■ **EXERCISE AIM**:
Using the records below, give the number of lines where the word "Moses" appears, with no further output.
┌─ DATASET RECORDS
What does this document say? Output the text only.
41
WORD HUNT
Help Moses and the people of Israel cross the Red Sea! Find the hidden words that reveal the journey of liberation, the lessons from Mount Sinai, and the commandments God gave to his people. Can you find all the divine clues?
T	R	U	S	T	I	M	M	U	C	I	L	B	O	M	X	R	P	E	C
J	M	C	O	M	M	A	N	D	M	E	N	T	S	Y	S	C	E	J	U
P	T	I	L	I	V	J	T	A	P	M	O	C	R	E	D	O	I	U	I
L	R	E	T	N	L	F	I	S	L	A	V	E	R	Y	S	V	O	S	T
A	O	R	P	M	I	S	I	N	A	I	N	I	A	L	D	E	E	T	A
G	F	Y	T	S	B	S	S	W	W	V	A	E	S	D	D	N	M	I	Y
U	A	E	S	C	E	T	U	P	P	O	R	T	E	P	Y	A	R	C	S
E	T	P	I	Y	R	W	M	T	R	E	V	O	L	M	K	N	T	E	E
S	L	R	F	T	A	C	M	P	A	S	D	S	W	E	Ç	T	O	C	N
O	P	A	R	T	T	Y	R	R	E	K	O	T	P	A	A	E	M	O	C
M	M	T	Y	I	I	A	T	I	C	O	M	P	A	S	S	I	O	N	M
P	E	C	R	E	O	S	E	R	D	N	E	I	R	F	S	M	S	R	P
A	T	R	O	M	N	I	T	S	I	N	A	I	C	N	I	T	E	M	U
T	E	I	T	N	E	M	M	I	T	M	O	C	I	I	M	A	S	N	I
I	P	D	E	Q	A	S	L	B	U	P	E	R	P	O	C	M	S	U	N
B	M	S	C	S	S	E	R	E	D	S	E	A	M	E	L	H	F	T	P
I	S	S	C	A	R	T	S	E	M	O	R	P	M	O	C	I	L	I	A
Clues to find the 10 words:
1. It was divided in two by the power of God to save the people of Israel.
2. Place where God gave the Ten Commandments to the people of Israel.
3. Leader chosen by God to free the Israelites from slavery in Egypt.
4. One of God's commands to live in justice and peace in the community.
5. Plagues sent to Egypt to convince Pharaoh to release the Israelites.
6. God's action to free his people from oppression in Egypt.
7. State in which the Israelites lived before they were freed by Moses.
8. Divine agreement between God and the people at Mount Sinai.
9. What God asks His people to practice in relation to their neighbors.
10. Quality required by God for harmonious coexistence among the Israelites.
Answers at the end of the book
└─
┌─ DATASET RECORDS
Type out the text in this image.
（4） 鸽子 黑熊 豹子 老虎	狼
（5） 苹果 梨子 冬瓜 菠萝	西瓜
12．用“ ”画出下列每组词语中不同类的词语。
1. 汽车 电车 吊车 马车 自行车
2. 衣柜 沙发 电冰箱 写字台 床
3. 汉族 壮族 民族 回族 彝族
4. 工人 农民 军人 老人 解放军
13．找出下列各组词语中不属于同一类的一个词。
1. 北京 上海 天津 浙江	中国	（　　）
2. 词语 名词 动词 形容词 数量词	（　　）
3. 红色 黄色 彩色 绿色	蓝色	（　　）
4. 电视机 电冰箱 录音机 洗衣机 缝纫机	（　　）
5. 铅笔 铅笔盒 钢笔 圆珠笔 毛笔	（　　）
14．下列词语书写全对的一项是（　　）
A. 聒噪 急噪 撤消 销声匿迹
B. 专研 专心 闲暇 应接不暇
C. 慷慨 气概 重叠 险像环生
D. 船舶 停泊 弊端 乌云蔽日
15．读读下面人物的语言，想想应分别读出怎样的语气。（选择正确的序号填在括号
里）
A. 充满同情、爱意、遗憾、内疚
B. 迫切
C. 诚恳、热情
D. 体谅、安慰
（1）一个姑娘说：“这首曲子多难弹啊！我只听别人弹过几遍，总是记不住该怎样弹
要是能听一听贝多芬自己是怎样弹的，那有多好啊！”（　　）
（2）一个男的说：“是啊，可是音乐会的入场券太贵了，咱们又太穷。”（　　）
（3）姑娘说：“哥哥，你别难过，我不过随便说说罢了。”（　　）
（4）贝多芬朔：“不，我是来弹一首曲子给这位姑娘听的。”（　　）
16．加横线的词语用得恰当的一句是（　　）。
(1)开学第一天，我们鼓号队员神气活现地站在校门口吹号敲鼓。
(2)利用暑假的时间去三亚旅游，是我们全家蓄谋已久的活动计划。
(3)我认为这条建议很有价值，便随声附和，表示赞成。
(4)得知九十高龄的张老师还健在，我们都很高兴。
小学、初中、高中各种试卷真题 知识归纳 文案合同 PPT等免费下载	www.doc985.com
└─
■ **REPLY TO THE TASK**:
2